== Exercise ==
Reproduce the records that follow in full, excluding any picture they contain.

== Data ==
+ + +
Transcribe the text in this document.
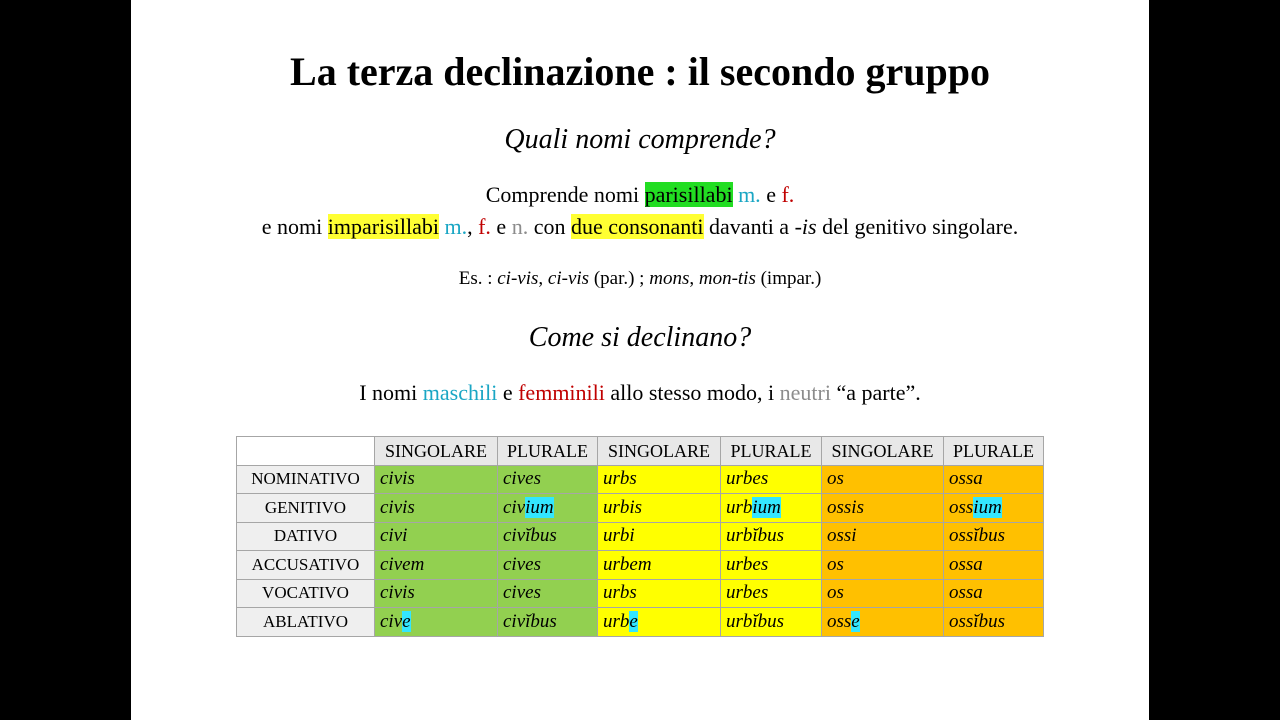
La terza declinazione : il secondo gruppo
Quali nomi comprende?
Comprende nomi parisillabi m. e f.
e nomi imparisillabi m., f. e n. con due consonanti davanti a -is del genitivo singolare.
Es. : ci-vis, ci-vis (par.) ; mons, mon-tis (impar.)
Come si declinano?
I nomi maschili e femminili allo stesso modo, i neutri “a parte”.
	SINGOLARE	PLURALE	SINGOLARE	PLURALE	SINGOLARE	PLURALE
NOMINATIVO	civis	cives	urbs	urbes	os	ossa
GENITIVO	civis	civium	urbis	urbium	ossis	ossium
DATIVO	civi	civĭbus	urbi	urbĭbus	ossi	ossĭbus
ACCUSATIVO	civem	cives	urbem	urbes	os	ossa
VOCATIVO	civis	cives	urbs	urbes	os	ossa
ABLATIVO	cive	civĭbus	urbe	urbĭbus	osse	ossĭbus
+ + +
== Solution below ==
Transcribe the text in this document.
La terza declinazione : il secondo gruppo
Quali nomi comprende?
Comprende nomi parisillabi m. e f.
e nomi imparisillabi m., f. e n. con due consonanti davanti a -is del genitivo singolare.
Es. : ci-vis, ci-vis (par.) ; mons, mon-tis (impar.)
Come si declinano?
I nomi maschili e femminili allo stesso modo, i neutri “a parte”.
	SINGOLARE	PLURALE	SINGOLARE	PLURALE	SINGOLARE	PLURALE
NOMINATIVO	civis	cives	urbs	urbes	os	ossa
GENITIVO	civis	civium	urbis	urbium	ossis	ossium
DATIVO	civi	civĭbus	urbi	urbĭbus	ossi	ossĭbus
ACCUSATIVO	civem	cives	urbem	urbes	os	ossa
VOCATIVO	civis	cives	urbs	urbes	os	ossa
ABLATIVO	cive	civĭbus	urbe	urbĭbus	osse	ossĭbus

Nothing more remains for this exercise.